■ DATA FOR THIS EXERCISE
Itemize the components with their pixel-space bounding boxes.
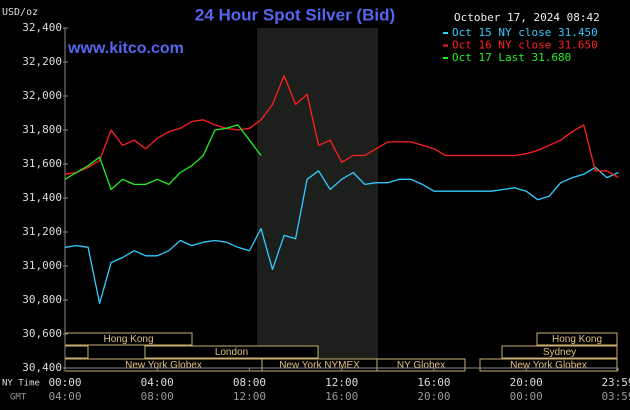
- session-label: New York NYMEX: [279, 360, 360, 371]
- unit-label: USD/oz: [2, 7, 38, 18]
- session-label: London: [215, 347, 248, 358]
- x-tick-label-gmt: 03:59: [601, 390, 630, 403]
- legend-label: Oct 16 NY close 31.650: [452, 39, 598, 52]
- x-tick-label: 08:00: [233, 376, 266, 389]
- x-tick-label: 20:00: [510, 376, 543, 389]
- y-tick-label: 31,400: [22, 191, 62, 204]
- session-box: [536, 332, 618, 346]
- x-tick-label-gmt: 12:00: [233, 390, 266, 403]
- y-tick-label: 30,600: [22, 327, 62, 340]
- x-tick-label: 04:00: [141, 376, 174, 389]
- session-label: Hong Kong: [103, 334, 153, 345]
- x-tick-label: 16:00: [417, 376, 450, 389]
- session-label: Hong Kong: [552, 334, 602, 345]
- x-tick-label: 00:00: [48, 376, 81, 389]
- series-line: [64, 166, 619, 305]
- x-tick-label: 23:59: [601, 376, 630, 389]
- timestamp: October 17, 2024 08:42: [454, 11, 600, 24]
- session-label: Sydney: [543, 347, 576, 358]
- y-tick-label: 31,600: [22, 157, 62, 170]
- ny-time-label: NY Time: [2, 379, 40, 389]
- y-tick-label: 31,200: [22, 225, 62, 238]
- y-tick-label: 32,000: [22, 89, 62, 102]
- gmt-label: GMT: [10, 393, 27, 403]
- y-tick-label: 31,000: [22, 259, 62, 272]
- legend-label: Oct 15 NY close 31.450: [452, 26, 598, 39]
- y-tick-label: 32,400: [22, 21, 62, 34]
- watermark: www.kitco.com: [67, 40, 184, 57]
- series-line: [64, 124, 262, 191]
- session-label: NY Globex: [397, 360, 445, 371]
- x-tick-label-gmt: 00:00: [510, 390, 543, 403]
- nymex-shade: [257, 28, 378, 368]
- session-box: [501, 345, 618, 359]
- x-tick-label: 12:00: [325, 376, 358, 389]
- chart-title: 24 Hour Spot Silver (Bid): [195, 5, 395, 24]
- y-tick-label: 32,200: [22, 55, 62, 68]
- session-label: New York Globex: [125, 360, 202, 371]
- session-label: New York Globex: [510, 360, 587, 371]
- series-line: [64, 74, 619, 179]
- session-box: [144, 345, 319, 359]
- y-tick-label: 30,400: [22, 361, 62, 374]
- y-tick-label: 31,800: [22, 123, 62, 136]
- x-tick-label-gmt: 04:00: [48, 390, 81, 403]
- y-tick-label: 30,800: [22, 293, 62, 306]
- legend-label: Oct 17 Last 31.680: [452, 51, 571, 64]
- x-tick-label-gmt: 16:00: [325, 390, 358, 403]
- x-tick-label-gmt: 08:00: [141, 390, 174, 403]
- x-tick-label-gmt: 20:00: [417, 390, 450, 403]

■ YOUR INSTRUCTIONS
Rewrite all the data above, changing every "series-line" to "price-line" and keeping everything else the same, and leave out the pictures.

■ SOLUTION
Itemize the components with their pixel-space bounding boxes.
- session-label: New York NYMEX: [279, 360, 360, 371]
- unit-label: USD/oz: [2, 7, 38, 18]
- session-label: London: [215, 347, 248, 358]
- x-tick-label-gmt: 03:59: [601, 390, 630, 403]
- legend-label: Oct 16 NY close 31.650: [452, 39, 598, 52]
- x-tick-label: 08:00: [233, 376, 266, 389]
- x-tick-label: 20:00: [510, 376, 543, 389]
- y-tick-label: 31,400: [22, 191, 62, 204]
- session-box: [536, 332, 618, 346]
- x-tick-label-gmt: 12:00: [233, 390, 266, 403]
- y-tick-label: 30,600: [22, 327, 62, 340]
- x-tick-label: 04:00: [141, 376, 174, 389]
- session-label: Hong Kong: [103, 334, 153, 345]
- x-tick-label: 16:00: [417, 376, 450, 389]
- session-label: Hong Kong: [552, 334, 602, 345]
- x-tick-label: 00:00: [48, 376, 81, 389]
- price-line: [64, 166, 619, 305]
- x-tick-label: 23:59: [601, 376, 630, 389]
- timestamp: October 17, 2024 08:42: [454, 11, 600, 24]
- session-label: Sydney: [543, 347, 576, 358]
- y-tick-label: 31,600: [22, 157, 62, 170]
- ny-time-label: NY Time: [2, 379, 40, 389]
- y-tick-label: 31,200: [22, 225, 62, 238]
- y-tick-label: 32,000: [22, 89, 62, 102]
- gmt-label: GMT: [10, 393, 27, 403]
- y-tick-label: 31,000: [22, 259, 62, 272]
- legend-label: Oct 15 NY close 31.450: [452, 26, 598, 39]
- y-tick-label: 32,400: [22, 21, 62, 34]
- watermark: www.kitco.com: [67, 40, 184, 57]
- price-line: [64, 124, 262, 191]
- session-label: NY Globex: [397, 360, 445, 371]
- x-tick-label-gmt: 00:00: [510, 390, 543, 403]
- nymex-shade: [257, 28, 378, 368]
- session-box: [501, 345, 618, 359]
- x-tick-label: 12:00: [325, 376, 358, 389]
- chart-title: 24 Hour Spot Silver (Bid): [195, 5, 395, 24]
- y-tick-label: 32,200: [22, 55, 62, 68]
- session-label: New York Globex: [125, 360, 202, 371]
- session-label: New York Globex: [510, 360, 587, 371]
- price-line: [64, 74, 619, 179]
- session-box: [144, 345, 319, 359]
- y-tick-label: 30,400: [22, 361, 62, 374]
- y-tick-label: 31,800: [22, 123, 62, 136]
- x-tick-label-gmt: 04:00: [48, 390, 81, 403]
- y-tick-label: 30,800: [22, 293, 62, 306]
- legend-label: Oct 17 Last 31.680: [452, 51, 571, 64]
- x-tick-label-gmt: 16:00: [325, 390, 358, 403]
- x-tick-label-gmt: 08:00: [141, 390, 174, 403]
- x-tick-label-gmt: 20:00: [417, 390, 450, 403]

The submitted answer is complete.